DATA TO PROCESS ::

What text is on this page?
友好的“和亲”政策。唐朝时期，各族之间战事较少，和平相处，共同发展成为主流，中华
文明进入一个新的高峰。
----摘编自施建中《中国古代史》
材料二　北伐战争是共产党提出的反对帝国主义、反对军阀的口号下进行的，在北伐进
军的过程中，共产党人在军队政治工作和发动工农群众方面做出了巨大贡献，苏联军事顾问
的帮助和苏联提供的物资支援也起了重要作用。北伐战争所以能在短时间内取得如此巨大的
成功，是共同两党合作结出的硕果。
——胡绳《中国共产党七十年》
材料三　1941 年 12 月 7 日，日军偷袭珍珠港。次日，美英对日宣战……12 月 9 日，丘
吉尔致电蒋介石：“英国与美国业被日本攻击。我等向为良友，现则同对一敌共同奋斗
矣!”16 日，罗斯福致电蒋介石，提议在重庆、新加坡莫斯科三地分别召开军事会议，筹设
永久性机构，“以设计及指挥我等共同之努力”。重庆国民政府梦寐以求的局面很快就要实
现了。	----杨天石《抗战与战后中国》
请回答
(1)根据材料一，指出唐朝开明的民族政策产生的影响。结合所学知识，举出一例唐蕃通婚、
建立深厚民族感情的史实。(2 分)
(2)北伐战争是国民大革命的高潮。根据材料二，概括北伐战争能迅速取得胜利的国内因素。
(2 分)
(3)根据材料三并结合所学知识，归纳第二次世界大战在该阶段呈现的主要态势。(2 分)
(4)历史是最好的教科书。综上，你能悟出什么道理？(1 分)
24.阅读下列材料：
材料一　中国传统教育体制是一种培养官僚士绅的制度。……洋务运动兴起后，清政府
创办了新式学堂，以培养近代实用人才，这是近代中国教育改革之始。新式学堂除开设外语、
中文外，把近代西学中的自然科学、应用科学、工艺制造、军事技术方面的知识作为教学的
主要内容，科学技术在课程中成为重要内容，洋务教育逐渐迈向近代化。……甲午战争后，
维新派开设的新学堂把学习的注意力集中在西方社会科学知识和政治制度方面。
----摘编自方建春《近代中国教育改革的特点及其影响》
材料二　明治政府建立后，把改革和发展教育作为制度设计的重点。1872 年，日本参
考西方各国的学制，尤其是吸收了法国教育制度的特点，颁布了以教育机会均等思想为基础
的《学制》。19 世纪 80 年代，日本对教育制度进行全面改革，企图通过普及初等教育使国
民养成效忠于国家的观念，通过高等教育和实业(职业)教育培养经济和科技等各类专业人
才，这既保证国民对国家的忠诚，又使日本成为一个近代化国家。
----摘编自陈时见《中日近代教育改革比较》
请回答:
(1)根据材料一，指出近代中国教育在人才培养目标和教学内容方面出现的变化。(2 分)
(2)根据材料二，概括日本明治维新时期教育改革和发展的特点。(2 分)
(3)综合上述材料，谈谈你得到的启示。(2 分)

EXERCISE PROMPT :: Restate all of the entries exactly, please.

COMPLETED TASK ::
What text is on this page?
友好的“和亲”政策。唐朝时期，各族之间战事较少，和平相处，共同发展成为主流，中华
文明进入一个新的高峰。
----摘编自施建中《中国古代史》
材料二　北伐战争是共产党提出的反对帝国主义、反对军阀的口号下进行的，在北伐进
军的过程中，共产党人在军队政治工作和发动工农群众方面做出了巨大贡献，苏联军事顾问
的帮助和苏联提供的物资支援也起了重要作用。北伐战争所以能在短时间内取得如此巨大的
成功，是共同两党合作结出的硕果。
——胡绳《中国共产党七十年》
材料三　1941 年 12 月 7 日，日军偷袭珍珠港。次日，美英对日宣战……12 月 9 日，丘
吉尔致电蒋介石：“英国与美国业被日本攻击。我等向为良友，现则同对一敌共同奋斗
矣!”16 日，罗斯福致电蒋介石，提议在重庆、新加坡莫斯科三地分别召开军事会议，筹设
永久性机构，“以设计及指挥我等共同之努力”。重庆国民政府梦寐以求的局面很快就要实
现了。	----杨天石《抗战与战后中国》
请回答
(1)根据材料一，指出唐朝开明的民族政策产生的影响。结合所学知识，举出一例唐蕃通婚、
建立深厚民族感情的史实。(2 分)
(2)北伐战争是国民大革命的高潮。根据材料二，概括北伐战争能迅速取得胜利的国内因素。
(2 分)
(3)根据材料三并结合所学知识，归纳第二次世界大战在该阶段呈现的主要态势。(2 分)
(4)历史是最好的教科书。综上，你能悟出什么道理？(1 分)
24.阅读下列材料：
材料一　中国传统教育体制是一种培养官僚士绅的制度。……洋务运动兴起后，清政府
创办了新式学堂，以培养近代实用人才，这是近代中国教育改革之始。新式学堂除开设外语、
中文外，把近代西学中的自然科学、应用科学、工艺制造、军事技术方面的知识作为教学的
主要内容，科学技术在课程中成为重要内容，洋务教育逐渐迈向近代化。……甲午战争后，
维新派开设的新学堂把学习的注意力集中在西方社会科学知识和政治制度方面。
----摘编自方建春《近代中国教育改革的特点及其影响》
材料二　明治政府建立后，把改革和发展教育作为制度设计的重点。1872 年，日本参
考西方各国的学制，尤其是吸收了法国教育制度的特点，颁布了以教育机会均等思想为基础
的《学制》。19 世纪 80 年代，日本对教育制度进行全面改革，企图通过普及初等教育使国
民养成效忠于国家的观念，通过高等教育和实业(职业)教育培养经济和科技等各类专业人
才，这既保证国民对国家的忠诚，又使日本成为一个近代化国家。
----摘编自陈时见《中日近代教育改革比较》
请回答:
(1)根据材料一，指出近代中国教育在人才培养目标和教学内容方面出现的变化。(2 分)
(2)根据材料二，概括日本明治维新时期教育改革和发展的特点。(2 分)
(3)综合上述材料，谈谈你得到的启示。(2 分)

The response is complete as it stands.